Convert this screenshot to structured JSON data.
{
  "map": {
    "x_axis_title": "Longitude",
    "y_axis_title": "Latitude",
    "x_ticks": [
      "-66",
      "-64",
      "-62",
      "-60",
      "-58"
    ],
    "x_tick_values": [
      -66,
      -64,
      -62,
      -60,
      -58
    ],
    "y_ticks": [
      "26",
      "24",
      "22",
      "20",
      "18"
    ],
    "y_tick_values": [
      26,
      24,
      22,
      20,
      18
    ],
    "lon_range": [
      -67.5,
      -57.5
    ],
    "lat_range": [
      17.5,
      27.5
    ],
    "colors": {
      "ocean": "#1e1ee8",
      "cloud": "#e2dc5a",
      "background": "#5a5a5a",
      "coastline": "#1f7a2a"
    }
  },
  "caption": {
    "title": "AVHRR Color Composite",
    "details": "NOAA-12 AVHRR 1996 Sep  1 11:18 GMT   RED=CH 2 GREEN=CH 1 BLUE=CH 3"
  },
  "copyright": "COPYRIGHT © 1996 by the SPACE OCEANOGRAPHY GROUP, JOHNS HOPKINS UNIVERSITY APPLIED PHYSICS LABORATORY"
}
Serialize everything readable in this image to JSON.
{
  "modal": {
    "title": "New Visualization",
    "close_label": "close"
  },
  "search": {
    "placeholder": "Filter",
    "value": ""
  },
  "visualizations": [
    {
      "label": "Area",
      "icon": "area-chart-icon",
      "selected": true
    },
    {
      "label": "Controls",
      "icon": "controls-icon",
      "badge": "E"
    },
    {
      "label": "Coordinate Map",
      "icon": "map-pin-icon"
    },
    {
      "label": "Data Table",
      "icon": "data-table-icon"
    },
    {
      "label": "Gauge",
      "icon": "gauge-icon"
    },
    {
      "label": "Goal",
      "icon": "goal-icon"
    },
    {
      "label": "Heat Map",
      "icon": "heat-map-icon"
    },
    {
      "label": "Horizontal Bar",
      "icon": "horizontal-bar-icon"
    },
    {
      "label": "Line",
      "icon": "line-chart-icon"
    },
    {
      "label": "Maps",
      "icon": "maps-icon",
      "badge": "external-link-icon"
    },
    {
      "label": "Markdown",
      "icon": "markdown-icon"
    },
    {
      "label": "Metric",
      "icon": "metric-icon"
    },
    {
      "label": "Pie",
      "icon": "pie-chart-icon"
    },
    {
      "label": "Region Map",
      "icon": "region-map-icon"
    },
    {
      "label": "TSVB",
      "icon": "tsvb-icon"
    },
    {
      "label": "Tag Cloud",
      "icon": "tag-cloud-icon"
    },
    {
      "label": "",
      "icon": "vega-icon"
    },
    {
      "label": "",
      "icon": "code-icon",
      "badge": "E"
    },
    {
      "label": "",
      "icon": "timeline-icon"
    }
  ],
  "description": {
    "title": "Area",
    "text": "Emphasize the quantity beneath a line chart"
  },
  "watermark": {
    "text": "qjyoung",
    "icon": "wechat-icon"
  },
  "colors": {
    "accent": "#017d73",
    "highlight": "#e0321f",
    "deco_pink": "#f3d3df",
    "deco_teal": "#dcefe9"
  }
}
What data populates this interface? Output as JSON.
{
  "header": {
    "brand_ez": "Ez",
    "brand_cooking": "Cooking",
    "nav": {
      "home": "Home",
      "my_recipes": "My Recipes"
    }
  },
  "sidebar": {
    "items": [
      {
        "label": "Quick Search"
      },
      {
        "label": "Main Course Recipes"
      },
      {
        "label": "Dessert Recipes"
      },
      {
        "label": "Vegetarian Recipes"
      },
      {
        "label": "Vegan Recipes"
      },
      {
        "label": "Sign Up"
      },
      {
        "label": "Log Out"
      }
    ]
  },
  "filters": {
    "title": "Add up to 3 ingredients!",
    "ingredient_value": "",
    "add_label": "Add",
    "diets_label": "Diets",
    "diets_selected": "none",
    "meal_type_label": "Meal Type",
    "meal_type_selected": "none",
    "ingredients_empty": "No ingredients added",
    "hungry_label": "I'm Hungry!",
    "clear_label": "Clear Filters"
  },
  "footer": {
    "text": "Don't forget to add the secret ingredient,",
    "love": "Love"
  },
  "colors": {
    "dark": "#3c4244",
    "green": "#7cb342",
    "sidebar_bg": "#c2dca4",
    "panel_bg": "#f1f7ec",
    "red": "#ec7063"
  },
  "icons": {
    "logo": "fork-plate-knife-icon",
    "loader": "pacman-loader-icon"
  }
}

• [Exercise goal]: Repeat all of the records above exactly as they appear.

• [Task output]:
Convert this screenshot to structured JSON data.
{
  "map": {
    "x_axis_title": "Longitude",
    "y_axis_title": "Latitude",
    "x_ticks": [
      "-66",
      "-64",
      "-62",
      "-60",
      "-58"
    ],
    "x_tick_values": [
      -66,
      -64,
      -62,
      -60,
      -58
    ],
    "y_ticks": [
      "26",
      "24",
      "22",
      "20",
      "18"
    ],
    "y_tick_values": [
      26,
      24,
      22,
      20,
      18
    ],
    "lon_range": [
      -67.5,
      -57.5
    ],
    "lat_range": [
      17.5,
      27.5
    ],
    "colors": {
      "ocean": "#1e1ee8",
      "cloud": "#e2dc5a",
      "background": "#5a5a5a",
      "coastline": "#1f7a2a"
    }
  },
  "caption": {
    "title": "AVHRR Color Composite",
    "details": "NOAA-12 AVHRR 1996 Sep  1 11:18 GMT   RED=CH 2 GREEN=CH 1 BLUE=CH 3"
  },
  "copyright": "COPYRIGHT © 1996 by the SPACE OCEANOGRAPHY GROUP, JOHNS HOPKINS UNIVERSITY APPLIED PHYSICS LABORATORY"
}
Serialize everything readable in this image to JSON.
{
  "modal": {
    "title": "New Visualization",
    "close_label": "close"
  },
  "search": {
    "placeholder": "Filter",
    "value": ""
  },
  "visualizations": [
    {
      "label": "Area",
      "icon": "area-chart-icon",
      "selected": true
    },
    {
      "label": "Controls",
      "icon": "controls-icon",
      "badge": "E"
    },
    {
      "label": "Coordinate Map",
      "icon": "map-pin-icon"
    },
    {
      "label": "Data Table",
      "icon": "data-table-icon"
    },
    {
      "label": "Gauge",
      "icon": "gauge-icon"
    },
    {
      "label": "Goal",
      "icon": "goal-icon"
    },
    {
      "label": "Heat Map",
      "icon": "heat-map-icon"
    },
    {
      "label": "Horizontal Bar",
      "icon": "horizontal-bar-icon"
    },
    {
      "label": "Line",
      "icon": "line-chart-icon"
    },
    {
      "label": "Maps",
      "icon": "maps-icon",
      "badge": "external-link-icon"
    },
    {
      "label": "Markdown",
      "icon": "markdown-icon"
    },
    {
      "label": "Metric",
      "icon": "metric-icon"
    },
    {
      "label": "Pie",
      "icon": "pie-chart-icon"
    },
    {
      "label": "Region Map",
      "icon": "region-map-icon"
    },
    {
      "label": "TSVB",
      "icon": "tsvb-icon"
    },
    {
      "label": "Tag Cloud",
      "icon": "tag-cloud-icon"
    },
    {
      "label": "",
      "icon": "vega-icon"
    },
    {
      "label": "",
      "icon": "code-icon",
      "badge": "E"
    },
    {
      "label": "",
      "icon": "timeline-icon"
    }
  ],
  "description": {
    "title": "Area",
    "text": "Emphasize the quantity beneath a line chart"
  },
  "watermark": {
    "text": "qjyoung",
    "icon": "wechat-icon"
  },
  "colors": {
    "accent": "#017d73",
    "highlight": "#e0321f",
    "deco_pink": "#f3d3df",
    "deco_teal": "#dcefe9"
  }
}
What data populates this interface? Output as JSON.
{
  "header": {
    "brand_ez": "Ez",
    "brand_cooking": "Cooking",
    "nav": {
      "home": "Home",
      "my_recipes": "My Recipes"
    }
  },
  "sidebar": {
    "items": [
      {
        "label": "Quick Search"
      },
      {
        "label": "Main Course Recipes"
      },
      {
        "label": "Dessert Recipes"
      },
      {
        "label": "Vegetarian Recipes"
      },
      {
        "label": "Vegan Recipes"
      },
      {
        "label": "Sign Up"
      },
      {
        "label": "Log Out"
      }
    ]
  },
  "filters": {
    "title": "Add up to 3 ingredients!",
    "ingredient_value": "",
    "add_label": "Add",
    "diets_label": "Diets",
    "diets_selected": "none",
    "meal_type_label": "Meal Type",
    "meal_type_selected": "none",
    "ingredients_empty": "No ingredients added",
    "hungry_label": "I'm Hungry!",
    "clear_label": "Clear Filters"
  },
  "footer": {
    "text": "Don't forget to add the secret ingredient,",
    "love": "Love"
  },
  "colors": {
    "dark": "#3c4244",
    "green": "#7cb342",
    "sidebar_bg": "#c2dca4",
    "panel_bg": "#f1f7ec",
    "red": "#ec7063"
  },
  "icons": {
    "logo": "fork-plate-knife-icon",
    "loader": "pacman-loader-icon"
  }
}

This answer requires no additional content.